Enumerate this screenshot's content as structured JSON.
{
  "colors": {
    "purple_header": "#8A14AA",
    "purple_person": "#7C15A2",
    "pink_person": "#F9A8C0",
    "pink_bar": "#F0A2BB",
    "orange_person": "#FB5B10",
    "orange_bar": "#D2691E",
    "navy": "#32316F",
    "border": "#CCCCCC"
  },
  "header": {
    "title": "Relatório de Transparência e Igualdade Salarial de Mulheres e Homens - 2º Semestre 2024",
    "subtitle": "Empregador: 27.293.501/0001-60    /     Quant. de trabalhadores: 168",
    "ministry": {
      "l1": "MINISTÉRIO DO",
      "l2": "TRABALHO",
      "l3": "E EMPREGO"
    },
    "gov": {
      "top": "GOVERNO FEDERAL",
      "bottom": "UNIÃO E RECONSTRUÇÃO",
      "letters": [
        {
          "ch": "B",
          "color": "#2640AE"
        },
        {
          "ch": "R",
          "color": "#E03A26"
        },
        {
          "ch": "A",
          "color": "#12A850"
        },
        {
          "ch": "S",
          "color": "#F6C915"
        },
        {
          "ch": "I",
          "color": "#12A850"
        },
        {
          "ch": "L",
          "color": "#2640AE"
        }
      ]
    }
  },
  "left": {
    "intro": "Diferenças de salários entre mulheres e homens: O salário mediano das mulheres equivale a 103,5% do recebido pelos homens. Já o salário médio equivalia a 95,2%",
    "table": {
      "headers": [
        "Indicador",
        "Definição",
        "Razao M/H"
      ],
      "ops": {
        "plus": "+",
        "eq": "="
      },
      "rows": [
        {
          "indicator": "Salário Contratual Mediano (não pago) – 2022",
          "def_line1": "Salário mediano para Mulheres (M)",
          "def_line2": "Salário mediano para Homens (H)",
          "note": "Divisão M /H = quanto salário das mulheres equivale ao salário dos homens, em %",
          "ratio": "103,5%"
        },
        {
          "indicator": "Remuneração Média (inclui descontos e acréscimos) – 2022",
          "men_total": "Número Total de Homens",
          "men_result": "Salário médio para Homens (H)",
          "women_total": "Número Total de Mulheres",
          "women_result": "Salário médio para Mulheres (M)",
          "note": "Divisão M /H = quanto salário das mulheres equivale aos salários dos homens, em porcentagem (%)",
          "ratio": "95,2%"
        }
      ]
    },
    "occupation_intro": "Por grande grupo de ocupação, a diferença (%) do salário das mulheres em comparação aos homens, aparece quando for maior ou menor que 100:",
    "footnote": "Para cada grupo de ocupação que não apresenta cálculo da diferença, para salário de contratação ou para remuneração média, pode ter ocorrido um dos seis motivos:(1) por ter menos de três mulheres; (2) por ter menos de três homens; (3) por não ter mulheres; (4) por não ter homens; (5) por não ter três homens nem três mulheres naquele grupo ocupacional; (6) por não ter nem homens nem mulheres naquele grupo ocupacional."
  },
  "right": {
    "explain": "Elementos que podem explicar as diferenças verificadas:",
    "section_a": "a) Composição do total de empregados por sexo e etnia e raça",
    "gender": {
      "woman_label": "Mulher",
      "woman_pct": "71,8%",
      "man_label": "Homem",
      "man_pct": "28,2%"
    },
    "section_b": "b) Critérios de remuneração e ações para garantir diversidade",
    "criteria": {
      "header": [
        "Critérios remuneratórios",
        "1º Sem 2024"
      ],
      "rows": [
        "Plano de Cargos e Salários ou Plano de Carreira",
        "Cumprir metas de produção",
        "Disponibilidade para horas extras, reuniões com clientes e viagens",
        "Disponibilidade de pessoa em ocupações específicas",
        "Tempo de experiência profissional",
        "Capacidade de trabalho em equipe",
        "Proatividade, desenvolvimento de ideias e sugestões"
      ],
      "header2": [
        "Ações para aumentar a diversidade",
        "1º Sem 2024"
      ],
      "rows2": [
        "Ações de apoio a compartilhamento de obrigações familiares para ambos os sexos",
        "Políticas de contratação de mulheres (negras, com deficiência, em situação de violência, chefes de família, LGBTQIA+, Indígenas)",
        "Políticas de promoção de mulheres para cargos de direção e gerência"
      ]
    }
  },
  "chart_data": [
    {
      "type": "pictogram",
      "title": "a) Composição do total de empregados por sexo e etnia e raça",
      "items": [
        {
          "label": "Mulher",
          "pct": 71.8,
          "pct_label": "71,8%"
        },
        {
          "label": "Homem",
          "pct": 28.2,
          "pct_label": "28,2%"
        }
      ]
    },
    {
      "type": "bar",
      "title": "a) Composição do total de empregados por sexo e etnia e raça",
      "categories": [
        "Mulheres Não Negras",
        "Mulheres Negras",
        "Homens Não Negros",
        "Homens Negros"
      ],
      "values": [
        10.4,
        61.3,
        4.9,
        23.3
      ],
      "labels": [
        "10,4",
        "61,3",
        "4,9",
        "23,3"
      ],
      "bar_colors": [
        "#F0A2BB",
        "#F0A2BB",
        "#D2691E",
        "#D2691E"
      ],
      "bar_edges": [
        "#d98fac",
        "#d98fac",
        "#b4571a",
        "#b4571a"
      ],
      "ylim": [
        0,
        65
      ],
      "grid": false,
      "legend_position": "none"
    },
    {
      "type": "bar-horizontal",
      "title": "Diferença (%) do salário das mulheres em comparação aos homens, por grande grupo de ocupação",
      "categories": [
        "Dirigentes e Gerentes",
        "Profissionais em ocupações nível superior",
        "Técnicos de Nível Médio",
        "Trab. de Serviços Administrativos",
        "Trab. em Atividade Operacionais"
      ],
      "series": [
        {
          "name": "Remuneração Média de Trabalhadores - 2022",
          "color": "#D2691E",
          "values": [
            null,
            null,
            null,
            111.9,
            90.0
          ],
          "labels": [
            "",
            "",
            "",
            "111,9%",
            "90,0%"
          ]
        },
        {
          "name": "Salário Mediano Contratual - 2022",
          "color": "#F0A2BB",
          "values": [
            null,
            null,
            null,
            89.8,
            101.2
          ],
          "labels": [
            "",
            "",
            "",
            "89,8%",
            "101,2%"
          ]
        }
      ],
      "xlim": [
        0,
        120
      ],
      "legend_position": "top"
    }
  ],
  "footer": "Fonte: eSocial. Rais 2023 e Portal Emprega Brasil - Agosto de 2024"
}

### TASK TO CARRY OUT
Word for word, write out all of the data above.

### OUTPUT BELOW
Enumerate this screenshot's content as structured JSON.
{
  "colors": {
    "purple_header": "#8A14AA",
    "purple_person": "#7C15A2",
    "pink_person": "#F9A8C0",
    "pink_bar": "#F0A2BB",
    "orange_person": "#FB5B10",
    "orange_bar": "#D2691E",
    "navy": "#32316F",
    "border": "#CCCCCC"
  },
  "header": {
    "title": "Relatório de Transparência e Igualdade Salarial de Mulheres e Homens - 2º Semestre 2024",
    "subtitle": "Empregador: 27.293.501/0001-60    /     Quant. de trabalhadores: 168",
    "ministry": {
      "l1": "MINISTÉRIO DO",
      "l2": "TRABALHO",
      "l3": "E EMPREGO"
    },
    "gov": {
      "top": "GOVERNO FEDERAL",
      "bottom": "UNIÃO E RECONSTRUÇÃO",
      "letters": [
        {
          "ch": "B",
          "color": "#2640AE"
        },
        {
          "ch": "R",
          "color": "#E03A26"
        },
        {
          "ch": "A",
          "color": "#12A850"
        },
        {
          "ch": "S",
          "color": "#F6C915"
        },
        {
          "ch": "I",
          "color": "#12A850"
        },
        {
          "ch": "L",
          "color": "#2640AE"
        }
      ]
    }
  },
  "left": {
    "intro": "Diferenças de salários entre mulheres e homens: O salário mediano das mulheres equivale a 103,5% do recebido pelos homens. Já o salário médio equivalia a 95,2%",
    "table": {
      "headers": [
        "Indicador",
        "Definição",
        "Razao M/H"
      ],
      "ops": {
        "plus": "+",
        "eq": "="
      },
      "rows": [
        {
          "indicator": "Salário Contratual Mediano (não pago) – 2022",
          "def_line1": "Salário mediano para Mulheres (M)",
          "def_line2": "Salário mediano para Homens (H)",
          "note": "Divisão M /H = quanto salário das mulheres equivale ao salário dos homens, em %",
          "ratio": "103,5%"
        },
        {
          "indicator": "Remuneração Média (inclui descontos e acréscimos) – 2022",
          "men_total": "Número Total de Homens",
          "men_result": "Salário médio para Homens (H)",
          "women_total": "Número Total de Mulheres",
          "women_result": "Salário médio para Mulheres (M)",
          "note": "Divisão M /H = quanto salário das mulheres equivale aos salários dos homens, em porcentagem (%)",
          "ratio": "95,2%"
        }
      ]
    },
    "occupation_intro": "Por grande grupo de ocupação, a diferença (%) do salário das mulheres em comparação aos homens, aparece quando for maior ou menor que 100:",
    "footnote": "Para cada grupo de ocupação que não apresenta cálculo da diferença, para salário de contratação ou para remuneração média, pode ter ocorrido um dos seis motivos:(1) por ter menos de três mulheres; (2) por ter menos de três homens; (3) por não ter mulheres; (4) por não ter homens; (5) por não ter três homens nem três mulheres naquele grupo ocupacional; (6) por não ter nem homens nem mulheres naquele grupo ocupacional."
  },
  "right": {
    "explain": "Elementos que podem explicar as diferenças verificadas:",
    "section_a": "a) Composição do total de empregados por sexo e etnia e raça",
    "gender": {
      "woman_label": "Mulher",
      "woman_pct": "71,8%",
      "man_label": "Homem",
      "man_pct": "28,2%"
    },
    "section_b": "b) Critérios de remuneração e ações para garantir diversidade",
    "criteria": {
      "header": [
        "Critérios remuneratórios",
        "1º Sem 2024"
      ],
      "rows": [
        "Plano de Cargos e Salários ou Plano de Carreira",
        "Cumprir metas de produção",
        "Disponibilidade para horas extras, reuniões com clientes e viagens",
        "Disponibilidade de pessoa em ocupações específicas",
        "Tempo de experiência profissional",
        "Capacidade de trabalho em equipe",
        "Proatividade, desenvolvimento de ideias e sugestões"
      ],
      "header2": [
        "Ações para aumentar a diversidade",
        "1º Sem 2024"
      ],
      "rows2": [
        "Ações de apoio a compartilhamento de obrigações familiares para ambos os sexos",
        "Políticas de contratação de mulheres (negras, com deficiência, em situação de violência, chefes de família, LGBTQIA+, Indígenas)",
        "Políticas de promoção de mulheres para cargos de direção e gerência"
      ]
    }
  },
  "chart_data": [
    {
      "type": "pictogram",
      "title": "a) Composição do total de empregados por sexo e etnia e raça",
      "items": [
        {
          "label": "Mulher",
          "pct": 71.8,
          "pct_label": "71,8%"
        },
        {
          "label": "Homem",
          "pct": 28.2,
          "pct_label": "28,2%"
        }
      ]
    },
    {
      "type": "bar",
      "title": "a) Composição do total de empregados por sexo e etnia e raça",
      "categories": [
        "Mulheres Não Negras",
        "Mulheres Negras",
        "Homens Não Negros",
        "Homens Negros"
      ],
      "values": [
        10.4,
        61.3,
        4.9,
        23.3
      ],
      "labels": [
        "10,4",
        "61,3",
        "4,9",
        "23,3"
      ],
      "bar_colors": [
        "#F0A2BB",
        "#F0A2BB",
        "#D2691E",
        "#D2691E"
      ],
      "bar_edges": [
        "#d98fac",
        "#d98fac",
        "#b4571a",
        "#b4571a"
      ],
      "ylim": [
        0,
        65
      ],
      "grid": false,
      "legend_position": "none"
    },
    {
      "type": "bar-horizontal",
      "title": "Diferença (%) do salário das mulheres em comparação aos homens, por grande grupo de ocupação",
      "categories": [
        "Dirigentes e Gerentes",
        "Profissionais em ocupações nível superior",
        "Técnicos de Nível Médio",
        "Trab. de Serviços Administrativos",
        "Trab. em Atividade Operacionais"
      ],
      "series": [
        {
          "name": "Remuneração Média de Trabalhadores - 2022",
          "color": "#D2691E",
          "values": [
            null,
            null,
            null,
            111.9,
            90.0
          ],
          "labels": [
            "",
            "",
            "",
            "111,9%",
            "90,0%"
          ]
        },
        {
          "name": "Salário Mediano Contratual - 2022",
          "color": "#F0A2BB",
          "values": [
            null,
            null,
            null,
            89.8,
            101.2
          ],
          "labels": [
            "",
            "",
            "",
            "89,8%",
            "101,2%"
          ]
        }
      ],
      "xlim": [
        0,
        120
      ],
      "legend_position": "top"
    }
  ],
  "footer": "Fonte: eSocial. Rais 2023 e Portal Emprega Brasil - Agosto de 2024"
}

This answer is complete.